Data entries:
================================

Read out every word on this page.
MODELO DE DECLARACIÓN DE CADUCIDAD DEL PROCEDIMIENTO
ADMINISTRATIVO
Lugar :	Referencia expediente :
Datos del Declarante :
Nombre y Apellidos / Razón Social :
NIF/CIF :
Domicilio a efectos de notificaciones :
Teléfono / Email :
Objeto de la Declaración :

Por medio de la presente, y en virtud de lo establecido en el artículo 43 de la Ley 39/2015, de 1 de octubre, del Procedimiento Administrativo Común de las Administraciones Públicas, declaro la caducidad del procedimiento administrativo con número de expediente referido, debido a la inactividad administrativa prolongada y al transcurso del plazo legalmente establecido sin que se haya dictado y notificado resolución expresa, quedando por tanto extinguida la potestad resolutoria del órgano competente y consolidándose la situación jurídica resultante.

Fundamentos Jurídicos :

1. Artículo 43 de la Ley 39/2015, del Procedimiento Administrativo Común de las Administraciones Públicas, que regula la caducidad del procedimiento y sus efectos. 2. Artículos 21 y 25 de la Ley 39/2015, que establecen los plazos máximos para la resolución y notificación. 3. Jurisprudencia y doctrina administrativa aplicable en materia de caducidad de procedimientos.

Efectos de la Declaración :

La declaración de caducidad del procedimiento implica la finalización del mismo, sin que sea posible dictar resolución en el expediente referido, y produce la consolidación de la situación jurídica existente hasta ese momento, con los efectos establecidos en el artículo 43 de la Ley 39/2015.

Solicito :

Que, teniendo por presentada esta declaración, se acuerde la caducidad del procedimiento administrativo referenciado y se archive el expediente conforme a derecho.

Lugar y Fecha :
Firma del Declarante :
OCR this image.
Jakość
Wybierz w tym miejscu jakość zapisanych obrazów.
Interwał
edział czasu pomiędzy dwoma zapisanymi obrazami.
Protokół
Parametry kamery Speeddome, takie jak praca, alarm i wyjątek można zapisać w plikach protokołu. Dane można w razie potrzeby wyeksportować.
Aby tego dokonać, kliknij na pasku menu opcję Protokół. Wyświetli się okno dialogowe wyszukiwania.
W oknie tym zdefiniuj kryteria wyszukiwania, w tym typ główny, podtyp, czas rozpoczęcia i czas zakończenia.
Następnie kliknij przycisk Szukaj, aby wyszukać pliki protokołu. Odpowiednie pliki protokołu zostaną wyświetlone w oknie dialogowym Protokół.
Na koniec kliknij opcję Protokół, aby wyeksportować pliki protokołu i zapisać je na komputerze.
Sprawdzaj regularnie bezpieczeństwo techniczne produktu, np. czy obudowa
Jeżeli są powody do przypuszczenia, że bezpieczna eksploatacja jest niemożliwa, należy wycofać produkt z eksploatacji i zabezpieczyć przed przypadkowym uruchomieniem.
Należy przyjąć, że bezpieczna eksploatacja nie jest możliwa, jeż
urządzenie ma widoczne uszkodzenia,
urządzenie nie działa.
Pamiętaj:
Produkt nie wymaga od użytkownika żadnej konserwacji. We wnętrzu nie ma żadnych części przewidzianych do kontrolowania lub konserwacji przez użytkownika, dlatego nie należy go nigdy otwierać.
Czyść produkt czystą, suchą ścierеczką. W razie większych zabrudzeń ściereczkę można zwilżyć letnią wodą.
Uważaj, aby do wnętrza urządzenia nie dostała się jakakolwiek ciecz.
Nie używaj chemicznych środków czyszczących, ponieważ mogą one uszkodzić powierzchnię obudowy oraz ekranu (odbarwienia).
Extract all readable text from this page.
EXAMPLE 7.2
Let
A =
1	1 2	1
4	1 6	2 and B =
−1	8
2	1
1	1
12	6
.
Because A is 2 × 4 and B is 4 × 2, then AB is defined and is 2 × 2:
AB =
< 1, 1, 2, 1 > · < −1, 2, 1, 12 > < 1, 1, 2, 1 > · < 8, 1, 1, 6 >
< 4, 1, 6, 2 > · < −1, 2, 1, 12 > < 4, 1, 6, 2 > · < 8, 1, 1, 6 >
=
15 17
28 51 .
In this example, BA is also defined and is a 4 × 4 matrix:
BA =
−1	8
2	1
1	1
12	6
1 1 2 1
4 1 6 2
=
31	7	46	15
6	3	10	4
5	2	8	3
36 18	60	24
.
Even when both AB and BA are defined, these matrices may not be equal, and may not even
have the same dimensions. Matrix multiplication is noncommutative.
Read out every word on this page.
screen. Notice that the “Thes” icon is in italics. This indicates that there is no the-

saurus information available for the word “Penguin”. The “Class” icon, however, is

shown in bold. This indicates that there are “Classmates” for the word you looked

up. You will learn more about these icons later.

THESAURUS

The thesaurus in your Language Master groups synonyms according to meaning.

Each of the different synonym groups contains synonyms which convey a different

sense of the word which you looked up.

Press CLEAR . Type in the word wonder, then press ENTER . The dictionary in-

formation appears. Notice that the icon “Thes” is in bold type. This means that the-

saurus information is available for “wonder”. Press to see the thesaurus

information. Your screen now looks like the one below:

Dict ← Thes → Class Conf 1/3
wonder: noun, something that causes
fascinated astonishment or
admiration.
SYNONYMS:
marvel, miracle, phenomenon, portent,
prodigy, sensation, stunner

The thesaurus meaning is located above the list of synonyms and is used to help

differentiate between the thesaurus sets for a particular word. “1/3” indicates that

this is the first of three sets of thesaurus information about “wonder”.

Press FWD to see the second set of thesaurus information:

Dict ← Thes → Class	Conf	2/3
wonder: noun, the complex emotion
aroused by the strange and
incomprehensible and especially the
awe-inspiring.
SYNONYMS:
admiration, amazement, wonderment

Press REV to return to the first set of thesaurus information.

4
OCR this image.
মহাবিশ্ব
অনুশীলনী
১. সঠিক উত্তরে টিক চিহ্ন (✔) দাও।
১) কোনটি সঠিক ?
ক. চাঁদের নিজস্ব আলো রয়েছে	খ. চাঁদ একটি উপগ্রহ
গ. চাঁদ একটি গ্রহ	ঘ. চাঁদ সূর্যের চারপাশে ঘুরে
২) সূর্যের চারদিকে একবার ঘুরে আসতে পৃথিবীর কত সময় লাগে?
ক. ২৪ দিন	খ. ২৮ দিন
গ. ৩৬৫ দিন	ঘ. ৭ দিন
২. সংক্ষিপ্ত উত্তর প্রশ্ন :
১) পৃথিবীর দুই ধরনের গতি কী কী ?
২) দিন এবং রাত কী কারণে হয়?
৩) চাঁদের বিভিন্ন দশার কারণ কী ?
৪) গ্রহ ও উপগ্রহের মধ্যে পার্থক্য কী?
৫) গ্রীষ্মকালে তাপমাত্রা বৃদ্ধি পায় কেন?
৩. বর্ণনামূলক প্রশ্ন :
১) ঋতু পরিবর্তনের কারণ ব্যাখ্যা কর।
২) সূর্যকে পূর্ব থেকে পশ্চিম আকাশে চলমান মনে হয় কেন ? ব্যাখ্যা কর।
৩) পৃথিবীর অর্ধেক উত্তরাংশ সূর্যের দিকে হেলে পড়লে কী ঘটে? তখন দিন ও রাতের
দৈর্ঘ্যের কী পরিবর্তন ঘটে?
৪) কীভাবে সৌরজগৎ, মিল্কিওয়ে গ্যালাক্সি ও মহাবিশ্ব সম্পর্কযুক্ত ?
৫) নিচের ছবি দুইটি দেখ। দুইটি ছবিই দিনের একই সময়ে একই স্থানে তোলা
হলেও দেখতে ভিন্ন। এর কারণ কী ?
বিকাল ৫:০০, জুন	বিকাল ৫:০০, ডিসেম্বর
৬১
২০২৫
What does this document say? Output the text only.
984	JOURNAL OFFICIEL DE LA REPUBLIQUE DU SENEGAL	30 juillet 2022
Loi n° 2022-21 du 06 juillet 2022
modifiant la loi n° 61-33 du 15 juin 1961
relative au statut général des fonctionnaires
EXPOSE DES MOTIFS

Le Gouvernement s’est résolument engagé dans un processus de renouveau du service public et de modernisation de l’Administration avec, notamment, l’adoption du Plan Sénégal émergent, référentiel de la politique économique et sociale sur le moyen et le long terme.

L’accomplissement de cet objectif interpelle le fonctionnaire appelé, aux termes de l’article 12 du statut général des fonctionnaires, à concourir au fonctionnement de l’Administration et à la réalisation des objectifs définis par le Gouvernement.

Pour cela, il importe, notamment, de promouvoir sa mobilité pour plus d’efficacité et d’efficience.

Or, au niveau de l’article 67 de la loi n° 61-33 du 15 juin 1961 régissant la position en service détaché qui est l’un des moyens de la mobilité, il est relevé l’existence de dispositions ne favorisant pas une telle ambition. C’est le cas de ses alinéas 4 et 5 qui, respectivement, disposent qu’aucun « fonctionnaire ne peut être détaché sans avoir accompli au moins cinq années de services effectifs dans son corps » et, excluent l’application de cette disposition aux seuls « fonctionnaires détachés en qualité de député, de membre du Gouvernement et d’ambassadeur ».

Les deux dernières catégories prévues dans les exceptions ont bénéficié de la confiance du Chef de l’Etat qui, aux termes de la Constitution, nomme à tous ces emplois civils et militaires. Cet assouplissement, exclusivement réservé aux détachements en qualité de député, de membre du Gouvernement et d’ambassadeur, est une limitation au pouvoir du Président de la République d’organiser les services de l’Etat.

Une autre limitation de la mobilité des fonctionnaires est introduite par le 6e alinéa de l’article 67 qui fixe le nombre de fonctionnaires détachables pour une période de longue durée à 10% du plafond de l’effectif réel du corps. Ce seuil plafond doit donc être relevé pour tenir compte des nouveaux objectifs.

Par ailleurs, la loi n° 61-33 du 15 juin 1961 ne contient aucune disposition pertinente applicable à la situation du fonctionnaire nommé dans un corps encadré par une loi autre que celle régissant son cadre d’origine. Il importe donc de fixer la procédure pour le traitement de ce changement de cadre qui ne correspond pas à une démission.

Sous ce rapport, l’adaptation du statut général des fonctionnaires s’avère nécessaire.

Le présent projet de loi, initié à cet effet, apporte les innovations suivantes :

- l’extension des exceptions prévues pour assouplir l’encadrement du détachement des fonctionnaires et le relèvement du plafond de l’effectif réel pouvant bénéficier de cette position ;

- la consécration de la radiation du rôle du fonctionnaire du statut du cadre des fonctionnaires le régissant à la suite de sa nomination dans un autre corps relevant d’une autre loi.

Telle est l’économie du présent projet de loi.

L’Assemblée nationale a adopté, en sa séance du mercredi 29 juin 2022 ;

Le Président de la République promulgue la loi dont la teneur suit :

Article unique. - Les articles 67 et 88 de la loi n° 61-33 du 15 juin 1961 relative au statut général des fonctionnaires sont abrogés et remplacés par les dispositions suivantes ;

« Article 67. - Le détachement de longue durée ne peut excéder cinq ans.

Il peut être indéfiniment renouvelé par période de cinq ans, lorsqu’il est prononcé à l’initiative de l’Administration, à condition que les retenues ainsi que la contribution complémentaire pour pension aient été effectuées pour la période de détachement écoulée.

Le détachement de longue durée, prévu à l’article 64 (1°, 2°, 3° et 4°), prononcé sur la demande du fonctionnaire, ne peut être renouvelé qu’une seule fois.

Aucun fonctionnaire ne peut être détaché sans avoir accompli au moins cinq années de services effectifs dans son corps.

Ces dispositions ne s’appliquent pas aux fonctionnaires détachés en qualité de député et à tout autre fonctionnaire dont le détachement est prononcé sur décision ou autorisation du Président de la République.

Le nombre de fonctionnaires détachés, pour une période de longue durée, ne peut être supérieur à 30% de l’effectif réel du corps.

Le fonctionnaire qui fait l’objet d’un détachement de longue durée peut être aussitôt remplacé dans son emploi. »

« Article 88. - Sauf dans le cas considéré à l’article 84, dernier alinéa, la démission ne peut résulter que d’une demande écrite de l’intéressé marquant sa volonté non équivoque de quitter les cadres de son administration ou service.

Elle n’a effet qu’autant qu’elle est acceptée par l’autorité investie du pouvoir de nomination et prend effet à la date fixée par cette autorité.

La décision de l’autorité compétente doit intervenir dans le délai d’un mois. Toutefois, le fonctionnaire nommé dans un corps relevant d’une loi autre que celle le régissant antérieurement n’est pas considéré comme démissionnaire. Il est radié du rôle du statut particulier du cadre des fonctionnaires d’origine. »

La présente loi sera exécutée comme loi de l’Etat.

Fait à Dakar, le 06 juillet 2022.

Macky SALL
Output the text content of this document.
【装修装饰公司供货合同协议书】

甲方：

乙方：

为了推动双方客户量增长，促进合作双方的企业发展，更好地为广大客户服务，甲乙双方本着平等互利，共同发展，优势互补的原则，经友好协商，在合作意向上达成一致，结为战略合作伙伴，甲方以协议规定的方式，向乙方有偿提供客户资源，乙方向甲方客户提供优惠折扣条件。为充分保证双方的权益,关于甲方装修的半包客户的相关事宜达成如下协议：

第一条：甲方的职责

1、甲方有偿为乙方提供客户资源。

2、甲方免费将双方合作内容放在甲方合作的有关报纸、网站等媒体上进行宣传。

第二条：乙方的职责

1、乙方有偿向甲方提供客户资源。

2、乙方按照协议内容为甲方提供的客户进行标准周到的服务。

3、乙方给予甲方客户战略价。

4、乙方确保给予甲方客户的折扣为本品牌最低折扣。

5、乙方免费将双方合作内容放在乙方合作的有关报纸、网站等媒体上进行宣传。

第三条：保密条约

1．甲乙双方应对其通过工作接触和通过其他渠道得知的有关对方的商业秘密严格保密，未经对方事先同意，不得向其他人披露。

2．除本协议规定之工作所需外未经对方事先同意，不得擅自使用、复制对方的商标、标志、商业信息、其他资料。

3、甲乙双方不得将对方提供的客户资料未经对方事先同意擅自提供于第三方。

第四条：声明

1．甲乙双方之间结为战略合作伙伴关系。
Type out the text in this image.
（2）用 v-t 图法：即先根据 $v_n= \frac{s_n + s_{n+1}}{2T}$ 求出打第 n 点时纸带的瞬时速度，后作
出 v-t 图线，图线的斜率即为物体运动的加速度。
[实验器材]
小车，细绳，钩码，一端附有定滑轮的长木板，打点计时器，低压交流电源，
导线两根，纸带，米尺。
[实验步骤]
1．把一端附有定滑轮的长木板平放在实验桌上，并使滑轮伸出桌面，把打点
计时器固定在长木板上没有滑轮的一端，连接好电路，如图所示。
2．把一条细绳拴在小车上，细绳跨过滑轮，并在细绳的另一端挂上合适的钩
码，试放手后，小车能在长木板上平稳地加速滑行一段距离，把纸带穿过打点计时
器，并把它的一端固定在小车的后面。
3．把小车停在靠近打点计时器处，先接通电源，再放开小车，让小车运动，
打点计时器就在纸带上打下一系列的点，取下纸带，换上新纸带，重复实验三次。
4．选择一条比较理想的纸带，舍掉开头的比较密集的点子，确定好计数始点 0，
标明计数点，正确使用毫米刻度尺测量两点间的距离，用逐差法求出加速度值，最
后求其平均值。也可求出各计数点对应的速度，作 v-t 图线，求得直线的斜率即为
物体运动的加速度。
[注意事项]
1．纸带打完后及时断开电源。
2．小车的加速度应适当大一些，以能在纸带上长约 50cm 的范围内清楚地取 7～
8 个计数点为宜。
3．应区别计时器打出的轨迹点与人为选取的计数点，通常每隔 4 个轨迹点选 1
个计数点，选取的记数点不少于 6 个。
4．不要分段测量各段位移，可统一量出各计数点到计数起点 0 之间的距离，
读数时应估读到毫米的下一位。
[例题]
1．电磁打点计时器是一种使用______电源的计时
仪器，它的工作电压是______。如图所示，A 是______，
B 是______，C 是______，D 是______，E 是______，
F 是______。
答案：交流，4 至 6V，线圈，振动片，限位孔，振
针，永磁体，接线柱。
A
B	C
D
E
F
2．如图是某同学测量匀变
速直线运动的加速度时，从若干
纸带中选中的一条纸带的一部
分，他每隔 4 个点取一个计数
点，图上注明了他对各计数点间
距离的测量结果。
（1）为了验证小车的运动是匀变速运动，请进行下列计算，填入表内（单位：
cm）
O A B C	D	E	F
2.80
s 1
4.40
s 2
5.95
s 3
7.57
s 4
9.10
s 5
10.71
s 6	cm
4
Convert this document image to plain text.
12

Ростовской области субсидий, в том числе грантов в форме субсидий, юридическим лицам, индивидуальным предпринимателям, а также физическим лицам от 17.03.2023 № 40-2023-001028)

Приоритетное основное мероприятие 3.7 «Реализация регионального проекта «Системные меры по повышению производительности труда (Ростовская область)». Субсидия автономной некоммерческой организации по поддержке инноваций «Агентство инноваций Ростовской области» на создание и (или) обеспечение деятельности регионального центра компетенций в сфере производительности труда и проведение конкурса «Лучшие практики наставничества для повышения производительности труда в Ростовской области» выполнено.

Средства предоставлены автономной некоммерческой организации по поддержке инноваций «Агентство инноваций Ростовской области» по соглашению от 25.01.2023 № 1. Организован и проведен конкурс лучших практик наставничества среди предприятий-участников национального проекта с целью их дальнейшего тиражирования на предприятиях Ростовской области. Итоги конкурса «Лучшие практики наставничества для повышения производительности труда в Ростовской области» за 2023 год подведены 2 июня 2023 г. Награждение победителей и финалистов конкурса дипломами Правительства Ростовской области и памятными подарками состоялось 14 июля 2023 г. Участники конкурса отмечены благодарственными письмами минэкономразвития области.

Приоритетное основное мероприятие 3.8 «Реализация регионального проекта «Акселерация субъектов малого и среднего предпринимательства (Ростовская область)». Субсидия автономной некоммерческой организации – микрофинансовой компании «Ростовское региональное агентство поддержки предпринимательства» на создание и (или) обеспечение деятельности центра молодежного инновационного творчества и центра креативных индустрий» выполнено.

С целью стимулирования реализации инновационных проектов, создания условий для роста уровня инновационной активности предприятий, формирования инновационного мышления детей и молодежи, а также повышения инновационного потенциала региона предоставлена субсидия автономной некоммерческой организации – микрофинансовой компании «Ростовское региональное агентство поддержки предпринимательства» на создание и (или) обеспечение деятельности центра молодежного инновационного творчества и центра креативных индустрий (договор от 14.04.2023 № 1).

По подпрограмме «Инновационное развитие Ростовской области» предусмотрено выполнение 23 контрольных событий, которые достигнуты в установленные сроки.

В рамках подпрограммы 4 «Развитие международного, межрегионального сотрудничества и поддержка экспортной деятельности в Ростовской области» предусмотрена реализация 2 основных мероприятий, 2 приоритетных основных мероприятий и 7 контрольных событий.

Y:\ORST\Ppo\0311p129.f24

================================

_Exercise_:
In the material above, show every line where the word "image" turns up.

_Response_:
OCR this image.
OCR this image.
Type out the text in this image.
Convert this document image to plain text.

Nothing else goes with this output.